DATA IN THIS EXERCISE
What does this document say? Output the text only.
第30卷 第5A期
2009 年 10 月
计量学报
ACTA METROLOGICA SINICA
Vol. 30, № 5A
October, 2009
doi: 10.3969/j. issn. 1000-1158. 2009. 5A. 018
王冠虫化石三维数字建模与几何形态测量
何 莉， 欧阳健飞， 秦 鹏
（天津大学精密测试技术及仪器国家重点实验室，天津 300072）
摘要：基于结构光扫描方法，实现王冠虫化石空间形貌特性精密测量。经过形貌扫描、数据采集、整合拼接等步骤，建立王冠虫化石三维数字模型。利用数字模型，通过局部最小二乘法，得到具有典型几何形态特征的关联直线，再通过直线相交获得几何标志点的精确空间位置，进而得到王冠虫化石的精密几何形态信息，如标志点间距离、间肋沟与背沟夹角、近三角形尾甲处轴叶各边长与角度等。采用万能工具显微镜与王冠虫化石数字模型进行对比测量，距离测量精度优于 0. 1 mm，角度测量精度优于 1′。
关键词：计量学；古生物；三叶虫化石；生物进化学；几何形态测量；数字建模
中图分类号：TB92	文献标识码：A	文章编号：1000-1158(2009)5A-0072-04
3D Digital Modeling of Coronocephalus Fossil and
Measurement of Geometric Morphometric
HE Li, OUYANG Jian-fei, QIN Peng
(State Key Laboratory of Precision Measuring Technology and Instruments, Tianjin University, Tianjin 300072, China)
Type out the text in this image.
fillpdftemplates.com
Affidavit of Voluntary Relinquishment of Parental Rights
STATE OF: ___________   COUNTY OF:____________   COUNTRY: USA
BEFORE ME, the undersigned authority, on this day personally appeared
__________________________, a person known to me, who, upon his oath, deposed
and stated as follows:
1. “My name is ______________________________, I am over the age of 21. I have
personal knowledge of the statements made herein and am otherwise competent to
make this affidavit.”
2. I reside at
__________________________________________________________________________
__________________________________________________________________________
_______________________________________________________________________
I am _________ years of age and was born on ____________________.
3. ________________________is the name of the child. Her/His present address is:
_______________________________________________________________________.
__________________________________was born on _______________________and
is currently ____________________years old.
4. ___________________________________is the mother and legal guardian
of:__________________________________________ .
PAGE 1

WHAT IS BEING ASKED
Copy all the lines above that hold the string "name".

RESPONSE TO THE TASK
1. “My name is ______________________________, I am over the age of 21. I have
3. ________________________is the name of the child. Her/His present address is:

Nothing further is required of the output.